Extracted data entries

###

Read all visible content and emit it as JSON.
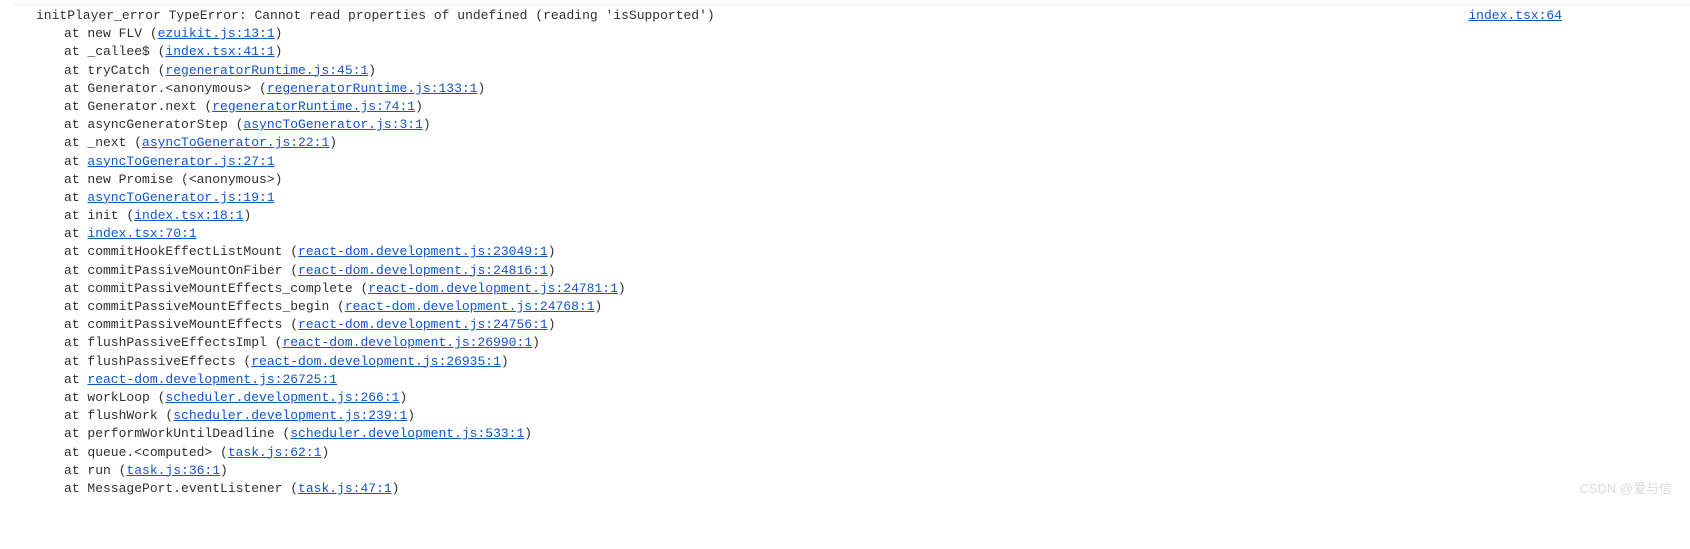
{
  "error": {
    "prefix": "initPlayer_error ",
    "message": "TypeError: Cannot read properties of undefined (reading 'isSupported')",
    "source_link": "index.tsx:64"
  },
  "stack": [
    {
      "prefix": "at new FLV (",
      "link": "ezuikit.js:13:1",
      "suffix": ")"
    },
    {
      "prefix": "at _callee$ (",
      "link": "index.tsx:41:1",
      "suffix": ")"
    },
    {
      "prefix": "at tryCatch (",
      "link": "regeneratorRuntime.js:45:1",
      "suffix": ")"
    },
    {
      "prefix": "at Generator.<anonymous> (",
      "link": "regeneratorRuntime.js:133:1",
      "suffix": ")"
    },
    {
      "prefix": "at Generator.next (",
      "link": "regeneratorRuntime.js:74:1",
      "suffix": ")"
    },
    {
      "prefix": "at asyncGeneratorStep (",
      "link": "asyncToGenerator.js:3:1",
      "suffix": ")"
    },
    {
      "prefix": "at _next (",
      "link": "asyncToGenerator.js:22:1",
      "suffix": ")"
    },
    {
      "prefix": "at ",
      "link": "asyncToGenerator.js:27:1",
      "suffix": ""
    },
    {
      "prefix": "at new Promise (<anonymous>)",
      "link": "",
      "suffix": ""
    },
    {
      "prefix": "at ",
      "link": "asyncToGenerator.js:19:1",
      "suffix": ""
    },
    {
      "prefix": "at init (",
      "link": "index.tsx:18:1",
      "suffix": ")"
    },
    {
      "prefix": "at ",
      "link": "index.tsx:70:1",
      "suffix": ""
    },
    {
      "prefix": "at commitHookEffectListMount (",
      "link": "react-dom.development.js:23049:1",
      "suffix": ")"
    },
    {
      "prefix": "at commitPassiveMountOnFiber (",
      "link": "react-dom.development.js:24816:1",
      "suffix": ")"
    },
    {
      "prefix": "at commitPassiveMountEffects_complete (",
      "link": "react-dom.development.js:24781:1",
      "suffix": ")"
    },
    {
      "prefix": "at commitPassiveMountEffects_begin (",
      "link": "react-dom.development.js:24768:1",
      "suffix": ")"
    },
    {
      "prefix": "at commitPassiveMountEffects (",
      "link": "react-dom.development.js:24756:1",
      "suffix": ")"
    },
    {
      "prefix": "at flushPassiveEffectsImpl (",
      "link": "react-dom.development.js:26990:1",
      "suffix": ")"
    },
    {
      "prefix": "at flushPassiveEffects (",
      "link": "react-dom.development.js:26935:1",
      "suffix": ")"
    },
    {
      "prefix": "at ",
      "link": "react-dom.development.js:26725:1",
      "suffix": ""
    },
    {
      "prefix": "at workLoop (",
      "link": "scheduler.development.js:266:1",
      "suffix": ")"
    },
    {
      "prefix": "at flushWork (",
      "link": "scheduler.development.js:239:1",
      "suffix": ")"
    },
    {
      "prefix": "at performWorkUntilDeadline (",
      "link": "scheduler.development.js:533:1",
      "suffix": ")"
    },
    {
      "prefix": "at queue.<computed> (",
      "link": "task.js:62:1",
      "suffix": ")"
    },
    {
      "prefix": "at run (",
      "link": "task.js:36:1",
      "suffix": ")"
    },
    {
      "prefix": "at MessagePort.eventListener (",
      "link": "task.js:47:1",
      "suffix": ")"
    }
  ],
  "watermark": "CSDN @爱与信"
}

###

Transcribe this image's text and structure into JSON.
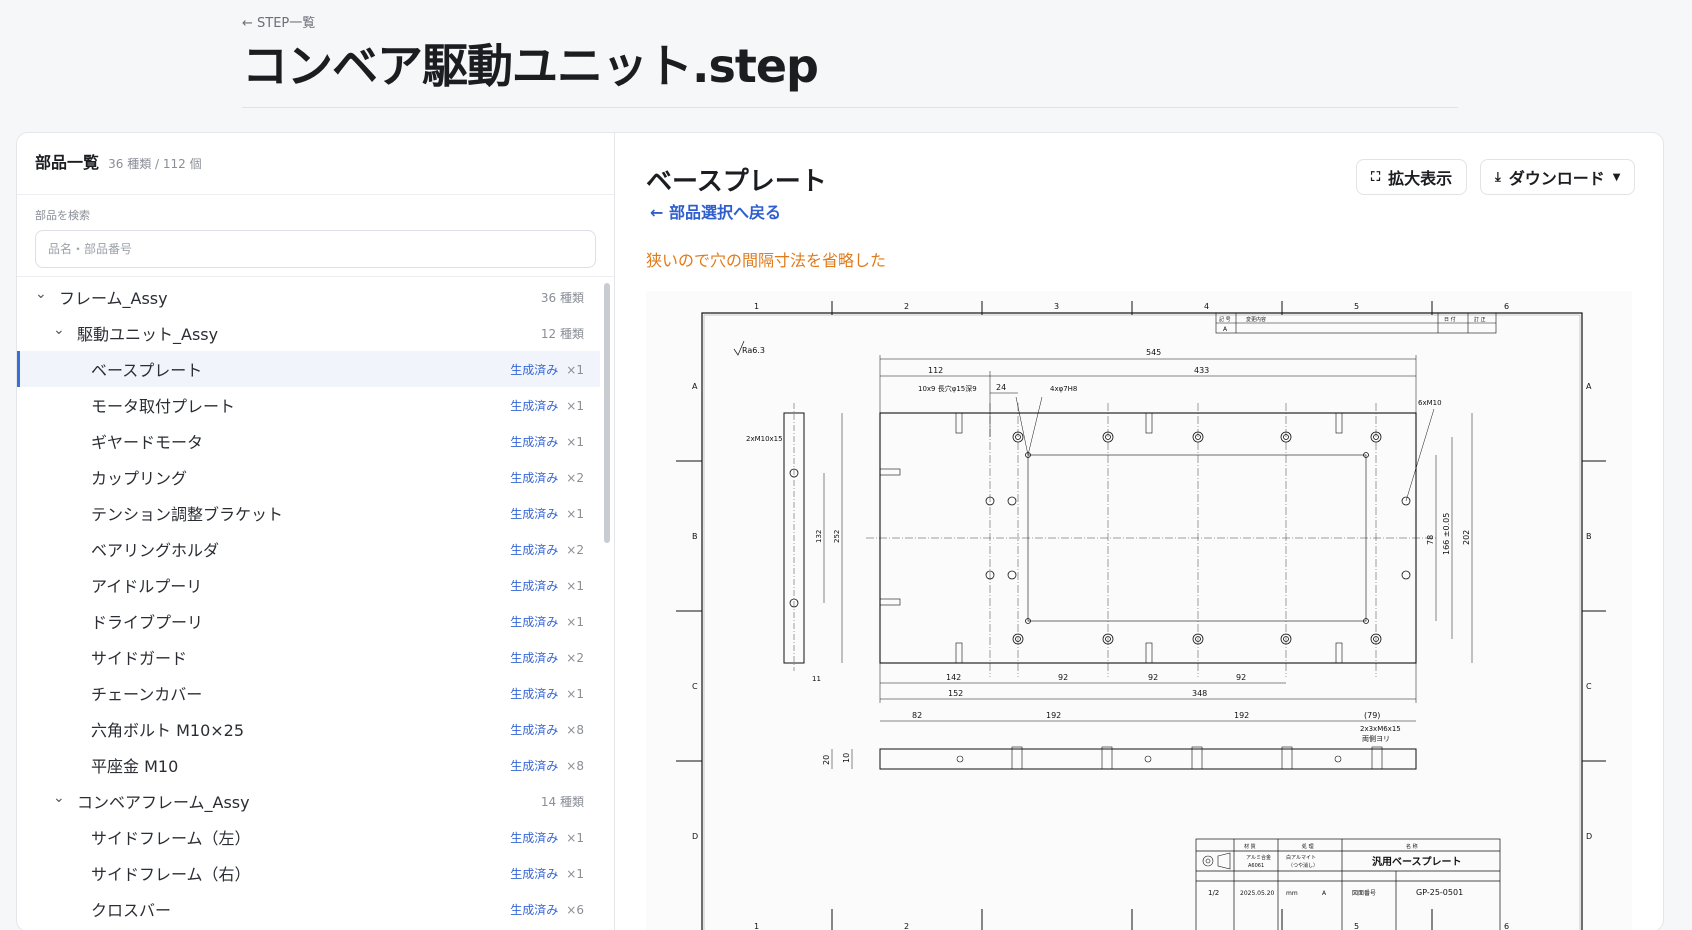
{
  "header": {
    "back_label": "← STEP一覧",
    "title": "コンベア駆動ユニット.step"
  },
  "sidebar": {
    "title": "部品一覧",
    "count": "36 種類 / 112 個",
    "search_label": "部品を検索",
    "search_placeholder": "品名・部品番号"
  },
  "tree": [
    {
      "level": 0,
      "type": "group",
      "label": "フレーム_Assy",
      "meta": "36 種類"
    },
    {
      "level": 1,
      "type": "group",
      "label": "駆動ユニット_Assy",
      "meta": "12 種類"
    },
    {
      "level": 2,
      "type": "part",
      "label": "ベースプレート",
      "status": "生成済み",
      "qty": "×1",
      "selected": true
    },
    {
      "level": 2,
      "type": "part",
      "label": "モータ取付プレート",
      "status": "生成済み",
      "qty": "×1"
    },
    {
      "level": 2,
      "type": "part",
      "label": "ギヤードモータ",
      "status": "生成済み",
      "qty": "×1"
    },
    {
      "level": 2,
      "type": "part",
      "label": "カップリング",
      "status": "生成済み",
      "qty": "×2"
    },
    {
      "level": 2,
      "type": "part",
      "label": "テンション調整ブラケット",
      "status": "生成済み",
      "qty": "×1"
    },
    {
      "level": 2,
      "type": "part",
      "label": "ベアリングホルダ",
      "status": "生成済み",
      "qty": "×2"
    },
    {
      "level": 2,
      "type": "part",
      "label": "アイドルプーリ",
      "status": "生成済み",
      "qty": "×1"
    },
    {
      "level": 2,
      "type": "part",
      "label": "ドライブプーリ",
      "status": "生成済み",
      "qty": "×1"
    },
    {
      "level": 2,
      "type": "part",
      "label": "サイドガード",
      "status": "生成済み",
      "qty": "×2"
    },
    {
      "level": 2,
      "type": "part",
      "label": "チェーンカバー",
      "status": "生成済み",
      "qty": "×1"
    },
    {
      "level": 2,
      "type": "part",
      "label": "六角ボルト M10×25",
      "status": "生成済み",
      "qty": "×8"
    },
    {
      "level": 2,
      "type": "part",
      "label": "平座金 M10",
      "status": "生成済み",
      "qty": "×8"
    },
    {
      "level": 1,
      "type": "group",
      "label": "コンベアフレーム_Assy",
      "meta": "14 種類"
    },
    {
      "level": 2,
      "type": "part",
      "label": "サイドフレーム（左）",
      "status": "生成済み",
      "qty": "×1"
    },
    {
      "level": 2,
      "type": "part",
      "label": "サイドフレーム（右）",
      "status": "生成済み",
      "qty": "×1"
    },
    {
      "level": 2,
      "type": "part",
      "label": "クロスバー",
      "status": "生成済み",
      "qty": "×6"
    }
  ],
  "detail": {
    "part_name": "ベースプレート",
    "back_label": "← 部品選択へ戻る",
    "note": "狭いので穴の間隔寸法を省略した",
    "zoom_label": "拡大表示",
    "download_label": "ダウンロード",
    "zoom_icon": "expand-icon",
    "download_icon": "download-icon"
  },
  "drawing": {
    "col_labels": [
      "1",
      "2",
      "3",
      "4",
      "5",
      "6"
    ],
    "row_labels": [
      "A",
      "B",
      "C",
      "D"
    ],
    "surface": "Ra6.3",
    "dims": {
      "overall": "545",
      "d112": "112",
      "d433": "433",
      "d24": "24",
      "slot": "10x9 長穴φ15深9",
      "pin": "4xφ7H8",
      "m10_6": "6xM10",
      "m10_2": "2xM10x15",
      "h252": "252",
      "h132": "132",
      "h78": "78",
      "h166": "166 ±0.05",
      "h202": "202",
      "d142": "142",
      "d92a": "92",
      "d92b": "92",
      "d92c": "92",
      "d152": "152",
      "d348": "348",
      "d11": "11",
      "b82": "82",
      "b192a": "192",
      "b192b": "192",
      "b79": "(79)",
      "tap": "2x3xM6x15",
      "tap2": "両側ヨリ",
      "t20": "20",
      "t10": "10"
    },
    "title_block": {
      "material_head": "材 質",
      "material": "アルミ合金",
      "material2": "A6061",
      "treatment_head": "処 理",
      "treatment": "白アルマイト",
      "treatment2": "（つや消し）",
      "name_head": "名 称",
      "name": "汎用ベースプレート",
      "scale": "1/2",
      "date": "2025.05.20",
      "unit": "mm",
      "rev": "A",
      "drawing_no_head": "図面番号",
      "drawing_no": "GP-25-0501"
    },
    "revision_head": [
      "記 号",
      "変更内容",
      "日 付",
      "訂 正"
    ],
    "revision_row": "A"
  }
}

###

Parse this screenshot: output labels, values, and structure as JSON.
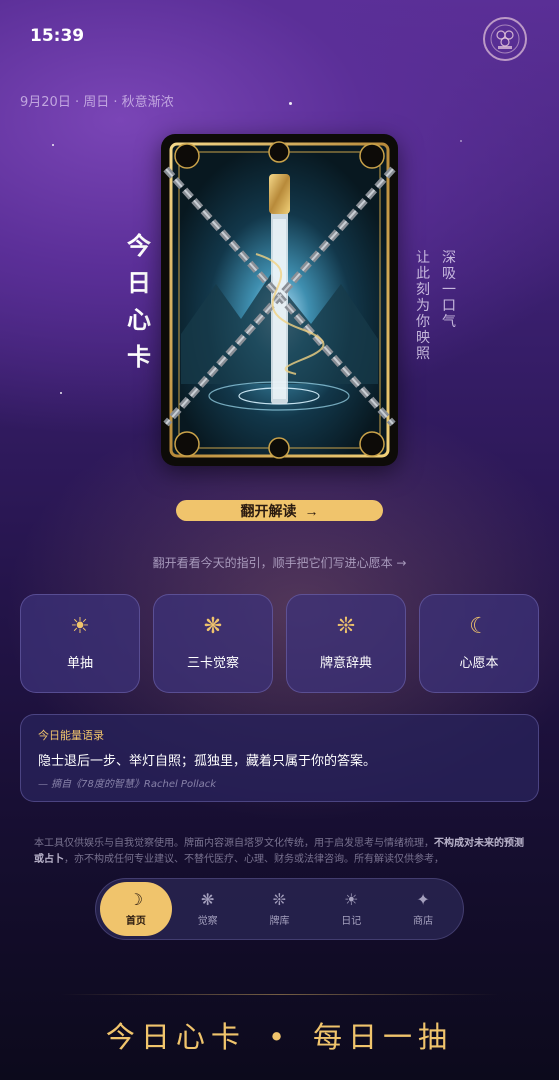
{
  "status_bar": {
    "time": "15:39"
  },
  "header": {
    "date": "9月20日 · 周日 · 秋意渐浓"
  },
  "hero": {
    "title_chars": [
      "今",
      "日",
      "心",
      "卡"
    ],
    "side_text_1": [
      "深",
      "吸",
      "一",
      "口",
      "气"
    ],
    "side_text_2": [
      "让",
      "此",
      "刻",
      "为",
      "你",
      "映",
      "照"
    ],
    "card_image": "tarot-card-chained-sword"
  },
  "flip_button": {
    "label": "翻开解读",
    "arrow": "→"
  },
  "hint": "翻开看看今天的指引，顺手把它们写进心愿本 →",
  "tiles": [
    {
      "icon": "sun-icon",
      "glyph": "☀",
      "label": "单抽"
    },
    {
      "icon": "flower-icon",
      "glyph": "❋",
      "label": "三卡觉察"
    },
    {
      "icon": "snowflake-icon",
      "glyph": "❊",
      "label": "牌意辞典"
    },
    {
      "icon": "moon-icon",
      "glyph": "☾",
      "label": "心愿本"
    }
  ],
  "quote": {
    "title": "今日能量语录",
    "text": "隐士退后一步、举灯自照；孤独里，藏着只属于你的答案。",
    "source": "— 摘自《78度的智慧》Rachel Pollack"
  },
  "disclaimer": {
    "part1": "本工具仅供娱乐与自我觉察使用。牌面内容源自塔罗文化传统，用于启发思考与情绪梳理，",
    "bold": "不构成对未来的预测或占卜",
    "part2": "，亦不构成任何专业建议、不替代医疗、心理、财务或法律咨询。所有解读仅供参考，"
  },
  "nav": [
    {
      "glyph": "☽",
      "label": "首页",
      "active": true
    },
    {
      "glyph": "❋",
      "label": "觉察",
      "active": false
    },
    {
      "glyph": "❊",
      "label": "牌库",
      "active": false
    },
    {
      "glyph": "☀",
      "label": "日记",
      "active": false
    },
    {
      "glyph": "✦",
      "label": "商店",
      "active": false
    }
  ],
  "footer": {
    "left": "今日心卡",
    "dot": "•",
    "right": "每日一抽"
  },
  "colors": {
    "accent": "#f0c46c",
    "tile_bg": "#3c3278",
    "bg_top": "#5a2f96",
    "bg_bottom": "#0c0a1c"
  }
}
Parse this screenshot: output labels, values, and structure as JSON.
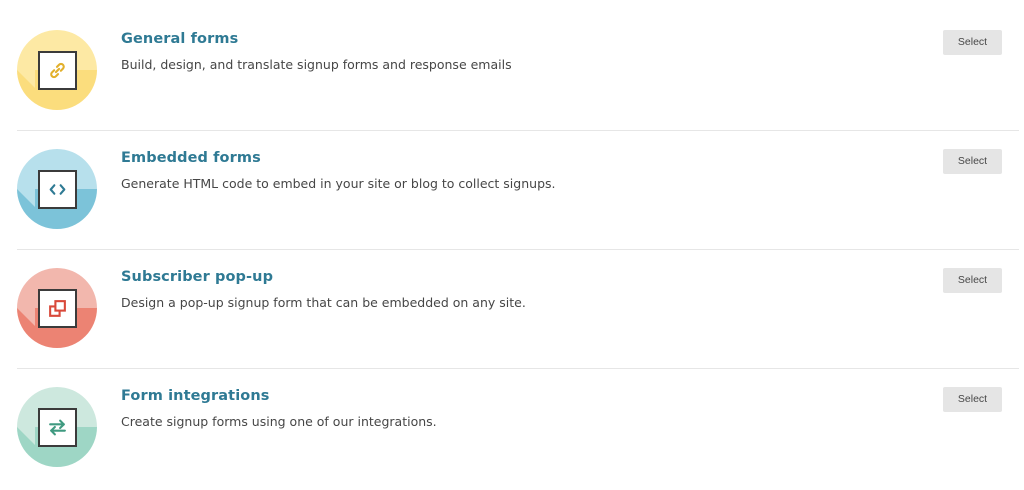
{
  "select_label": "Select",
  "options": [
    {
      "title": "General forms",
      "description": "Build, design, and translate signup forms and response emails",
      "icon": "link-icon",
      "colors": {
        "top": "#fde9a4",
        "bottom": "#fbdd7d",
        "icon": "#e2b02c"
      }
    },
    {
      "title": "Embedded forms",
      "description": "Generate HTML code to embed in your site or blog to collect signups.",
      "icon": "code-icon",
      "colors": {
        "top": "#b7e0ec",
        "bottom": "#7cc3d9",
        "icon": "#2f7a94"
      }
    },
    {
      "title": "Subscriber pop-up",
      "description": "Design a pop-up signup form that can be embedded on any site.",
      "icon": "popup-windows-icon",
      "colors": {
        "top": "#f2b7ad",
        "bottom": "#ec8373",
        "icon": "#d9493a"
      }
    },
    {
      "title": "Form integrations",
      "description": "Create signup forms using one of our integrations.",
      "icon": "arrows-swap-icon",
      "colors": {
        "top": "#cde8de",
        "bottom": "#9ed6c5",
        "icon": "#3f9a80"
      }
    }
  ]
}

###

Requirements: Go through the material and select each line with the string "site" in it.

Solution for this task:
      "description": "Generate HTML code to embed in your site or blog to collect signups.",
      "description": "Design a pop-up signup form that can be embedded on any site.",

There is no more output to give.